## Goal of the exercise
Please reproduce every line of the material below verbatim, with no changes.

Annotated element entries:

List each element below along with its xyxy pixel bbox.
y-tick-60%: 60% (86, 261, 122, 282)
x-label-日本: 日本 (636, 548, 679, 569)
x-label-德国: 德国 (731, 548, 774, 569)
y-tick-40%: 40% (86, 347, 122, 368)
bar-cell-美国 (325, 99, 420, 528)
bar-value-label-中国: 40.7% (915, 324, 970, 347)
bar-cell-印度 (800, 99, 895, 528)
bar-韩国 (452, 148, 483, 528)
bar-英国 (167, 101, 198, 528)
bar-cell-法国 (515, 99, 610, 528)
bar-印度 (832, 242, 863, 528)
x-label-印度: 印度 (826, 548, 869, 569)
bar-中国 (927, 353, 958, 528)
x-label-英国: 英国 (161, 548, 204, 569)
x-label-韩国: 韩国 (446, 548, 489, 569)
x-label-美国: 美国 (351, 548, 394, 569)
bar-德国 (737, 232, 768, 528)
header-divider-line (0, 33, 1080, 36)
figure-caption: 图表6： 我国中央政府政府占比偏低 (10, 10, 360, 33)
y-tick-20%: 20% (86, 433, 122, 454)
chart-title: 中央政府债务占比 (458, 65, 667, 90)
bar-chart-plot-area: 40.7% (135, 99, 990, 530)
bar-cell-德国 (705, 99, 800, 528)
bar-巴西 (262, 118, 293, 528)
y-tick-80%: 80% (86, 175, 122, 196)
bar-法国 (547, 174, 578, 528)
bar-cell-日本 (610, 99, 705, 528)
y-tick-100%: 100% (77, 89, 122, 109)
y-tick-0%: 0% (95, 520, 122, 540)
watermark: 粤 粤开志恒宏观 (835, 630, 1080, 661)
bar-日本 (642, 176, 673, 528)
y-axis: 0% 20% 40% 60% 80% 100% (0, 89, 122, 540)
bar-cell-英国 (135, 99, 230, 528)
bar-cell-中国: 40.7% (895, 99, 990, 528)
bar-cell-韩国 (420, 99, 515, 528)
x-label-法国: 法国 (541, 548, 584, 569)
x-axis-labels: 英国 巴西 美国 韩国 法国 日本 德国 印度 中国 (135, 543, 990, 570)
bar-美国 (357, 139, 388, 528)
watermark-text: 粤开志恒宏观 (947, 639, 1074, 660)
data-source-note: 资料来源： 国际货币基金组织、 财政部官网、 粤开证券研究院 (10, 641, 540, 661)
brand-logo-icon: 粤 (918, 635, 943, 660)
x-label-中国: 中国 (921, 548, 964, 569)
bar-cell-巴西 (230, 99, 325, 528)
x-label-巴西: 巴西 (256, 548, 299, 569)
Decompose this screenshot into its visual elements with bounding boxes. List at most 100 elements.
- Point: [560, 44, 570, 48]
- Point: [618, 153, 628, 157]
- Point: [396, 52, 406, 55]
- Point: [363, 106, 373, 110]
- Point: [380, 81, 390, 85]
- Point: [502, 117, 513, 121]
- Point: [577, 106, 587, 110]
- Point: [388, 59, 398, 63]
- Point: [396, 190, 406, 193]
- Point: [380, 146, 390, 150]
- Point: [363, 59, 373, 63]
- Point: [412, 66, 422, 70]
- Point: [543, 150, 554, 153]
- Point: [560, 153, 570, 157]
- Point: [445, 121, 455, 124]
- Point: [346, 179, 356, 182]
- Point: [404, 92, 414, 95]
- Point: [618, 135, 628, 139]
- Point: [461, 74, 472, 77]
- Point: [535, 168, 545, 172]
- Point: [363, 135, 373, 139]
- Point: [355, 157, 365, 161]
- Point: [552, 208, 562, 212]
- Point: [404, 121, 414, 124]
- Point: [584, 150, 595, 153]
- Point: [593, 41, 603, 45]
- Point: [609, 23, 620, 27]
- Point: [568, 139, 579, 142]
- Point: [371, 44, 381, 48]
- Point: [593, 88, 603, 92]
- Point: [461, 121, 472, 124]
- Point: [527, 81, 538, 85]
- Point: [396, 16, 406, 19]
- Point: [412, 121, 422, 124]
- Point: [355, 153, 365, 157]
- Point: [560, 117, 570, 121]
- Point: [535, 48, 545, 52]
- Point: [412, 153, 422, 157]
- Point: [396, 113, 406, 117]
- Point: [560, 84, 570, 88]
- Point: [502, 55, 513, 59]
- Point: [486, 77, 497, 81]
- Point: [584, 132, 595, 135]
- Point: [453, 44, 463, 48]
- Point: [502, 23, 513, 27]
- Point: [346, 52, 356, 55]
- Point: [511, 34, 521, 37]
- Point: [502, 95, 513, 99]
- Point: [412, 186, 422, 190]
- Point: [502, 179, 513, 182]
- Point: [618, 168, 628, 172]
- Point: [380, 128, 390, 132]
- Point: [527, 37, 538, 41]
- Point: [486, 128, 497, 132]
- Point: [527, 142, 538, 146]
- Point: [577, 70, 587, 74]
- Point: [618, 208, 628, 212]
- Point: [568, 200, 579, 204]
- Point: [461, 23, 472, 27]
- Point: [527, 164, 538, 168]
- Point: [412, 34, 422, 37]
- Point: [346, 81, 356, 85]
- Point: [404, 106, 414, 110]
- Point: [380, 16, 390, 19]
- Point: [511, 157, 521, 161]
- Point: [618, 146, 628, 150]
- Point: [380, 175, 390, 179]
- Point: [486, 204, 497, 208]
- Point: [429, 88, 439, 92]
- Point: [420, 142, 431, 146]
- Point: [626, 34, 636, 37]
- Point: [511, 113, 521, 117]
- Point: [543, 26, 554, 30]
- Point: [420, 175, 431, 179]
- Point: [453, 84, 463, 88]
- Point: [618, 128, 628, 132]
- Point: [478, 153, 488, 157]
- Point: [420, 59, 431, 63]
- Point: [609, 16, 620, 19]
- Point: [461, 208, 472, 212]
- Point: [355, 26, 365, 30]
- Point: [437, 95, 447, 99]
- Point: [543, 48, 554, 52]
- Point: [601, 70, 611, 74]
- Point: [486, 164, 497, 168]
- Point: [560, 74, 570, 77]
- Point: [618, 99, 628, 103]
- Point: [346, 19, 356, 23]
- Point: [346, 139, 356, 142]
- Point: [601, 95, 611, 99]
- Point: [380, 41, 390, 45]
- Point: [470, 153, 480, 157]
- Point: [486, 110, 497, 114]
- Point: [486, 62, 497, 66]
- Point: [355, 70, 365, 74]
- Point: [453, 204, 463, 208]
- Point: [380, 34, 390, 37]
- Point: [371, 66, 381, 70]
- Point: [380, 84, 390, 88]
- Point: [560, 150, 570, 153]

## Result of this exercise
List each element below along with its xyxy pixel bbox.
y-tick-60%: 60% (86, 261, 122, 282)
x-label-日本: 日本 (636, 548, 679, 569)
x-label-德国: 德国 (731, 548, 774, 569)
y-tick-40%: 40% (86, 347, 122, 368)
bar-cell-美国 (325, 99, 420, 528)
bar-value-label-中国: 40.7% (915, 324, 970, 347)
bar-cell-印度 (800, 99, 895, 528)
bar-韩国 (452, 148, 483, 528)
bar-英国 (167, 101, 198, 528)
bar-cell-法国 (515, 99, 610, 528)
bar-印度 (832, 242, 863, 528)
x-label-印度: 印度 (826, 548, 869, 569)
bar-中国 (927, 353, 958, 528)
x-label-英国: 英国 (161, 548, 204, 569)
x-label-韩国: 韩国 (446, 548, 489, 569)
x-label-美国: 美国 (351, 548, 394, 569)
bar-德国 (737, 232, 768, 528)
header-divider-line (0, 33, 1080, 36)
figure-caption: 图表6： 我国中央政府政府占比偏低 (10, 10, 360, 33)
y-tick-20%: 20% (86, 433, 122, 454)
chart-title: 中央政府债务占比 (458, 65, 667, 90)
bar-chart-plot-area: 40.7% (135, 99, 990, 530)
bar-cell-德国 (705, 99, 800, 528)
bar-巴西 (262, 118, 293, 528)
y-tick-80%: 80% (86, 175, 122, 196)
bar-法国 (547, 174, 578, 528)
bar-cell-日本 (610, 99, 705, 528)
y-tick-100%: 100% (77, 89, 122, 109)
y-tick-0%: 0% (95, 520, 122, 540)
watermark: 粤 粤开志恒宏观 (835, 630, 1080, 661)
bar-日本 (642, 176, 673, 528)
y-axis: 0% 20% 40% 60% 80% 100% (0, 89, 122, 540)
bar-cell-英国 (135, 99, 230, 528)
bar-cell-中国: 40.7% (895, 99, 990, 528)
bar-cell-韩国 (420, 99, 515, 528)
x-label-法国: 法国 (541, 548, 584, 569)
x-axis-labels: 英国 巴西 美国 韩国 法国 日本 德国 印度 中国 (135, 543, 990, 570)
bar-美国 (357, 139, 388, 528)
watermark-text: 粤开志恒宏观 (947, 639, 1074, 660)
data-source-note: 资料来源： 国际货币基金组织、 财政部官网、 粤开证券研究院 (10, 641, 540, 661)
brand-logo-icon: 粤 (918, 635, 943, 660)
x-label-中国: 中国 (921, 548, 964, 569)
bar-cell-巴西 (230, 99, 325, 528)
x-label-巴西: 巴西 (256, 548, 299, 569)
Decompose this screenshot into its visual elements with bounding boxes. List at most 100 elements.
- Point: [560, 44, 570, 48]
- Point: [618, 153, 628, 157]
- Point: [396, 52, 406, 55]
- Point: [363, 106, 373, 110]
- Point: [380, 81, 390, 85]
- Point: [502, 117, 513, 121]
- Point: [577, 106, 587, 110]
- Point: [388, 59, 398, 63]
- Point: [396, 190, 406, 193]
- Point: [380, 146, 390, 150]
- Point: [363, 59, 373, 63]
- Point: [412, 66, 422, 70]
- Point: [543, 150, 554, 153]
- Point: [560, 153, 570, 157]
- Point: [445, 121, 455, 124]
- Point: [346, 179, 356, 182]
- Point: [404, 92, 414, 95]
- Point: [618, 135, 628, 139]
- Point: [461, 74, 472, 77]
- Point: [535, 168, 545, 172]
- Point: [363, 135, 373, 139]
- Point: [355, 157, 365, 161]
- Point: [552, 208, 562, 212]
- Point: [404, 121, 414, 124]
- Point: [584, 150, 595, 153]
- Point: [593, 41, 603, 45]
- Point: [609, 23, 620, 27]
- Point: [568, 139, 579, 142]
- Point: [371, 44, 381, 48]
- Point: [593, 88, 603, 92]
- Point: [461, 121, 472, 124]
- Point: [527, 81, 538, 85]
- Point: [396, 16, 406, 19]
- Point: [412, 121, 422, 124]
- Point: [355, 153, 365, 157]
- Point: [560, 117, 570, 121]
- Point: [535, 48, 545, 52]
- Point: [412, 153, 422, 157]
- Point: [396, 113, 406, 117]
- Point: [560, 84, 570, 88]
- Point: [502, 55, 513, 59]
- Point: [486, 77, 497, 81]
- Point: [584, 132, 595, 135]
- Point: [453, 44, 463, 48]
- Point: [502, 23, 513, 27]
- Point: [346, 52, 356, 55]
- Point: [511, 34, 521, 37]
- Point: [502, 95, 513, 99]
- Point: [412, 186, 422, 190]
- Point: [502, 179, 513, 182]
- Point: [618, 168, 628, 172]
- Point: [380, 128, 390, 132]
- Point: [527, 37, 538, 41]
- Point: [486, 128, 497, 132]
- Point: [527, 142, 538, 146]
- Point: [577, 70, 587, 74]
- Point: [618, 208, 628, 212]
- Point: [568, 200, 579, 204]
- Point: [461, 23, 472, 27]
- Point: [527, 164, 538, 168]
- Point: [412, 34, 422, 37]
- Point: [346, 81, 356, 85]
- Point: [404, 106, 414, 110]
- Point: [380, 16, 390, 19]
- Point: [511, 157, 521, 161]
- Point: [618, 146, 628, 150]
- Point: [380, 175, 390, 179]
- Point: [486, 204, 497, 208]
- Point: [429, 88, 439, 92]
- Point: [420, 142, 431, 146]
- Point: [626, 34, 636, 37]
- Point: [511, 113, 521, 117]
- Point: [543, 26, 554, 30]
- Point: [420, 175, 431, 179]
- Point: [453, 84, 463, 88]
- Point: [618, 128, 628, 132]
- Point: [478, 153, 488, 157]
- Point: [420, 59, 431, 63]
- Point: [609, 16, 620, 19]
- Point: [461, 208, 472, 212]
- Point: [355, 26, 365, 30]
- Point: [437, 95, 447, 99]
- Point: [543, 48, 554, 52]
- Point: [601, 70, 611, 74]
- Point: [486, 164, 497, 168]
- Point: [560, 74, 570, 77]
- Point: [618, 99, 628, 103]
- Point: [346, 19, 356, 23]
- Point: [346, 139, 356, 142]
- Point: [601, 95, 611, 99]
- Point: [380, 41, 390, 45]
- Point: [470, 153, 480, 157]
- Point: [486, 110, 497, 114]
- Point: [486, 62, 497, 66]
- Point: [355, 70, 365, 74]
- Point: [453, 204, 463, 208]
- Point: [380, 34, 390, 37]
- Point: [371, 66, 381, 70]
- Point: [380, 84, 390, 88]
- Point: [560, 150, 570, 153]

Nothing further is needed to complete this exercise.